#### PROBLEM DETAILS
Read the lines that follow and tally those with the word "المنذر"; give the number and nothing else.

(Entries from a dataset)
┄┄┄┄┄┄┄┄┄┄
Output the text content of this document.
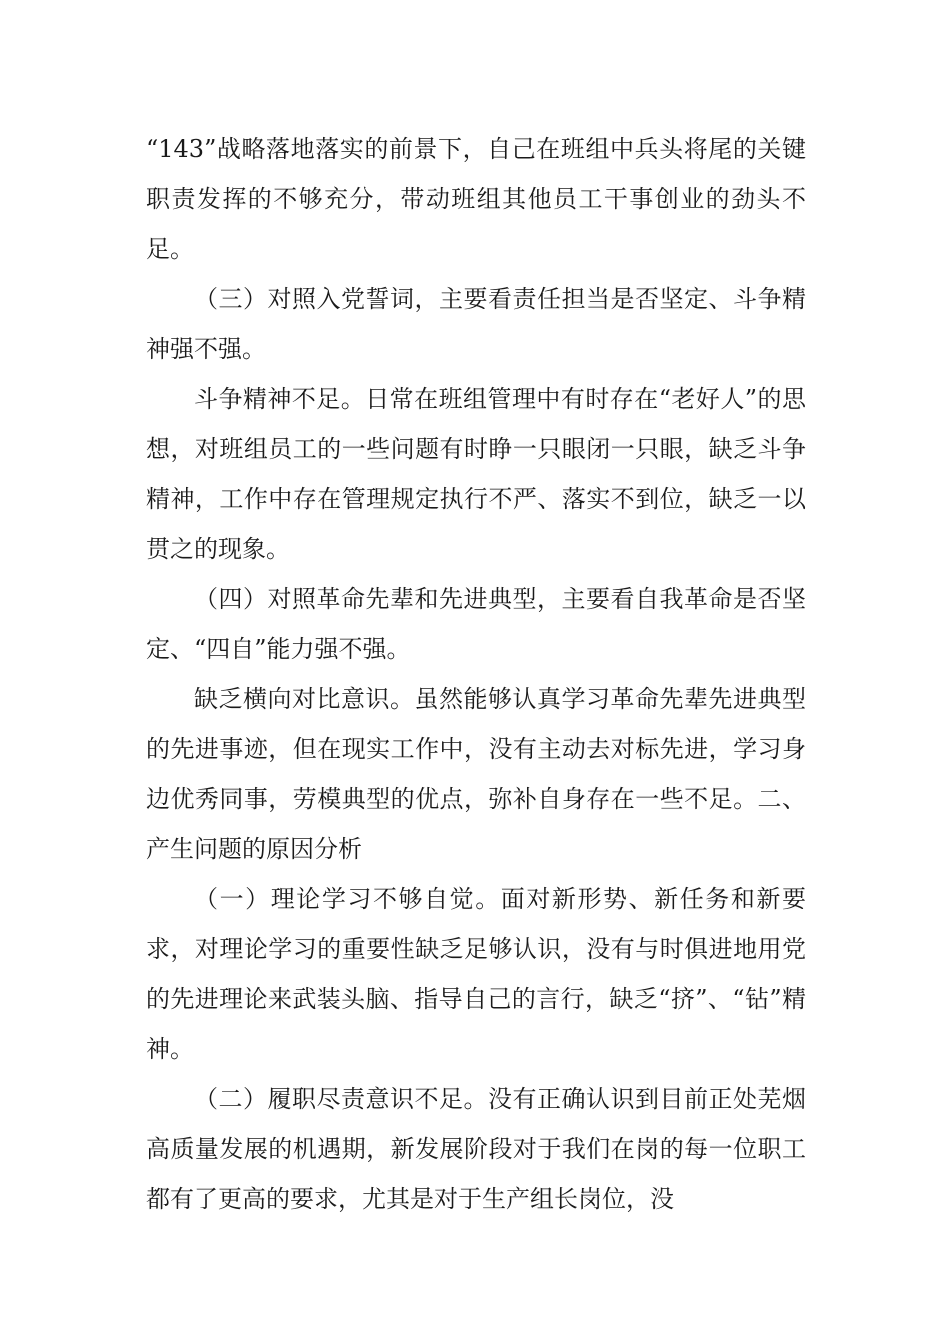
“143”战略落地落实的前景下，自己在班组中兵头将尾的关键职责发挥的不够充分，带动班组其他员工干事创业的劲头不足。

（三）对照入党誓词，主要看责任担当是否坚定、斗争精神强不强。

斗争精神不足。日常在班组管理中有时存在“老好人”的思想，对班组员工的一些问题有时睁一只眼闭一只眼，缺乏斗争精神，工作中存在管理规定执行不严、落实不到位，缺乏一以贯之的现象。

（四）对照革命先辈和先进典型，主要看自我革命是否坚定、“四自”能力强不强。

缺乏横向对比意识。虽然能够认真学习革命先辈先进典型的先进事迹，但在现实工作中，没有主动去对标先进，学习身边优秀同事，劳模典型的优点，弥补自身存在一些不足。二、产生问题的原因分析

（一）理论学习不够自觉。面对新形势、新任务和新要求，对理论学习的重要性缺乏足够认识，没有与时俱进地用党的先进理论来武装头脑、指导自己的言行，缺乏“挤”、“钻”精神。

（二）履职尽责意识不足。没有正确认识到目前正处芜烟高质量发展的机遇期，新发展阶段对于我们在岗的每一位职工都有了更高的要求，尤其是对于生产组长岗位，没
┄┄┄┄┄┄┄┄┄┄
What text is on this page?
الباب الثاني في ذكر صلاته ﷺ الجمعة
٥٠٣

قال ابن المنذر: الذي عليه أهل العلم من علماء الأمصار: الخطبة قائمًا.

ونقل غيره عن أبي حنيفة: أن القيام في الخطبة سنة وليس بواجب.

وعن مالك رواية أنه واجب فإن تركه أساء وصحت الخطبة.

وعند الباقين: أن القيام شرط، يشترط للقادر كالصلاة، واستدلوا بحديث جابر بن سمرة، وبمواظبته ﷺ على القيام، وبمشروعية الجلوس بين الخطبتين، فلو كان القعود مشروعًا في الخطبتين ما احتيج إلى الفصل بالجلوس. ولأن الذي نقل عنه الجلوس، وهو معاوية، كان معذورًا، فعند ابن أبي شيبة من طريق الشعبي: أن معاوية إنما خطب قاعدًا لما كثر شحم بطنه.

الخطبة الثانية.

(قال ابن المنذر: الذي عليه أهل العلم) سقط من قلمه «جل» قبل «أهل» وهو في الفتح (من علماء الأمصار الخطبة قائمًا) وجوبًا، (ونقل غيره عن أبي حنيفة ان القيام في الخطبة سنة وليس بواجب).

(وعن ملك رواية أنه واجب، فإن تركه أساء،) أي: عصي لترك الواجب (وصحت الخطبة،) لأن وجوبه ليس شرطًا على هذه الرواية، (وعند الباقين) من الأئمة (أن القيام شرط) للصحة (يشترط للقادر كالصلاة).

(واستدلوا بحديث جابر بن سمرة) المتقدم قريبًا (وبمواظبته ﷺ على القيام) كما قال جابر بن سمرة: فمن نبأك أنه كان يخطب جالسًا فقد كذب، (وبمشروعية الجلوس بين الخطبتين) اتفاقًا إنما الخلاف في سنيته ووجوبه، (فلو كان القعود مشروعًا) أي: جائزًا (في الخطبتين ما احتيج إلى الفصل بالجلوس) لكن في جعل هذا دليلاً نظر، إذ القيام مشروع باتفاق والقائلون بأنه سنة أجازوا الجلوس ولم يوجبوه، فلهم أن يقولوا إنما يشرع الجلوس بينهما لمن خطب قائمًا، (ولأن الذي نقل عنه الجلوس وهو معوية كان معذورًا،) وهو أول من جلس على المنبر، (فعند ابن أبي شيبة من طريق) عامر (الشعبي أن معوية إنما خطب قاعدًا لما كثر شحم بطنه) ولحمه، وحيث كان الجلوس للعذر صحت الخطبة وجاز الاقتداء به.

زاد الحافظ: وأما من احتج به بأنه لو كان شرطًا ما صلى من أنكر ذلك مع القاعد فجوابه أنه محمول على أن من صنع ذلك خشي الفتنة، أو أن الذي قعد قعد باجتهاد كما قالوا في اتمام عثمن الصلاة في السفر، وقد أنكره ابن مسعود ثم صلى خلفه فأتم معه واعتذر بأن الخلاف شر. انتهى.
┄┄┄┄┄┄┄┄┄┄
#### THE REPLY
2